(Extracted records)

☆ ☆ ☆ ☆ ☆ ☆ ☆

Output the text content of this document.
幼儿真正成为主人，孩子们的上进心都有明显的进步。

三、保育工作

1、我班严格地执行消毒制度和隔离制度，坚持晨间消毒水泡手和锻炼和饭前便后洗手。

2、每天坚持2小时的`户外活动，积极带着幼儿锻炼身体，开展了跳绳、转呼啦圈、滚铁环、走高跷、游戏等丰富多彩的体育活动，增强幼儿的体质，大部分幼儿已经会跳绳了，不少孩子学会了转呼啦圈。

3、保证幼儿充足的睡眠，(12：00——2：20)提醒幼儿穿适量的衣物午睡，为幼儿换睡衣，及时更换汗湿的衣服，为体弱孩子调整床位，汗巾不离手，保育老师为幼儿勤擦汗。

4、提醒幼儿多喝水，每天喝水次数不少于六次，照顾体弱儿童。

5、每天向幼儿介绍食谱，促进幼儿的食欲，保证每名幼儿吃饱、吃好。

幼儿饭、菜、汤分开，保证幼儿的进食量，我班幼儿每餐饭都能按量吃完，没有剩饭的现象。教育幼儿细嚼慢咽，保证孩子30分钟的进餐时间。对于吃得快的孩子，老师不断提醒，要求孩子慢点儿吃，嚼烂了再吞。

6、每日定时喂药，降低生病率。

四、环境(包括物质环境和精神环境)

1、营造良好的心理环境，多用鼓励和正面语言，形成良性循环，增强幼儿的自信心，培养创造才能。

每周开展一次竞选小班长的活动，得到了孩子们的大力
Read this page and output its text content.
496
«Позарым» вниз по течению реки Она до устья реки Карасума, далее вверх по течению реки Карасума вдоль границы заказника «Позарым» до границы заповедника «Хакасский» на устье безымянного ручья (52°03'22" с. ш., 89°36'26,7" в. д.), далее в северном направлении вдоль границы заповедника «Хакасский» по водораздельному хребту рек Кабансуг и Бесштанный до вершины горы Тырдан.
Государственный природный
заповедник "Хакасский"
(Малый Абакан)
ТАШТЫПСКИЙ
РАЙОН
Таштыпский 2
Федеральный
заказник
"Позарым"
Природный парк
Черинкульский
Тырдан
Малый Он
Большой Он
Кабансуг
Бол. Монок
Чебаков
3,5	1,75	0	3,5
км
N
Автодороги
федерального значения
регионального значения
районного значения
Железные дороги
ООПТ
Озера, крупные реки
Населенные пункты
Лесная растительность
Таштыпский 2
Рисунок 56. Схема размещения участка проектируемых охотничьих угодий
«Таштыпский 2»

☆ ☆ ☆ ☆ ☆ ☆ ☆

## DIRECTIVE:
Using the listing above, please repeat every entry exactly.

## RESULT FOR THIS TASK:
Output the text content of this document.
幼儿真正成为主人，孩子们的上进心都有明显的进步。

三、保育工作

1、我班严格地执行消毒制度和隔离制度，坚持晨间消毒水泡手和锻炼和饭前便后洗手。

2、每天坚持2小时的`户外活动，积极带着幼儿锻炼身体，开展了跳绳、转呼啦圈、滚铁环、走高跷、游戏等丰富多彩的体育活动，增强幼儿的体质，大部分幼儿已经会跳绳了，不少孩子学会了转呼啦圈。

3、保证幼儿充足的睡眠，(12：00——2：20)提醒幼儿穿适量的衣物午睡，为幼儿换睡衣，及时更换汗湿的衣服，为体弱孩子调整床位，汗巾不离手，保育老师为幼儿勤擦汗。

4、提醒幼儿多喝水，每天喝水次数不少于六次，照顾体弱儿童。

5、每天向幼儿介绍食谱，促进幼儿的食欲，保证每名幼儿吃饱、吃好。

幼儿饭、菜、汤分开，保证幼儿的进食量，我班幼儿每餐饭都能按量吃完，没有剩饭的现象。教育幼儿细嚼慢咽，保证孩子30分钟的进餐时间。对于吃得快的孩子，老师不断提醒，要求孩子慢点儿吃，嚼烂了再吞。

6、每日定时喂药，降低生病率。

四、环境(包括物质环境和精神环境)

1、营造良好的心理环境，多用鼓励和正面语言，形成良性循环，增强幼儿的自信心，培养创造才能。

每周开展一次竞选小班长的活动，得到了孩子们的大力
Read this page and output its text content.
496
«Позарым» вниз по течению реки Она до устья реки Карасума, далее вверх по течению реки Карасума вдоль границы заказника «Позарым» до границы заповедника «Хакасский» на устье безымянного ручья (52°03'22" с. ш., 89°36'26,7" в. д.), далее в северном направлении вдоль границы заповедника «Хакасский» по водораздельному хребту рек Кабансуг и Бесштанный до вершины горы Тырдан.
Государственный природный
заповедник "Хакасский"
(Малый Абакан)
ТАШТЫПСКИЙ
РАЙОН
Таштыпский 2
Федеральный
заказник
"Позарым"
Природный парк
Черинкульский
Тырдан
Малый Он
Большой Он
Кабансуг
Бол. Монок
Чебаков
3,5	1,75	0	3,5
км
N
Автодороги
федерального значения
регионального значения
районного значения
Железные дороги
ООПТ
Озера, крупные реки
Населенные пункты
Лесная растительность
Таштыпский 2
Рисунок 56. Схема размещения участка проектируемых охотничьих угодий
«Таштыпский 2»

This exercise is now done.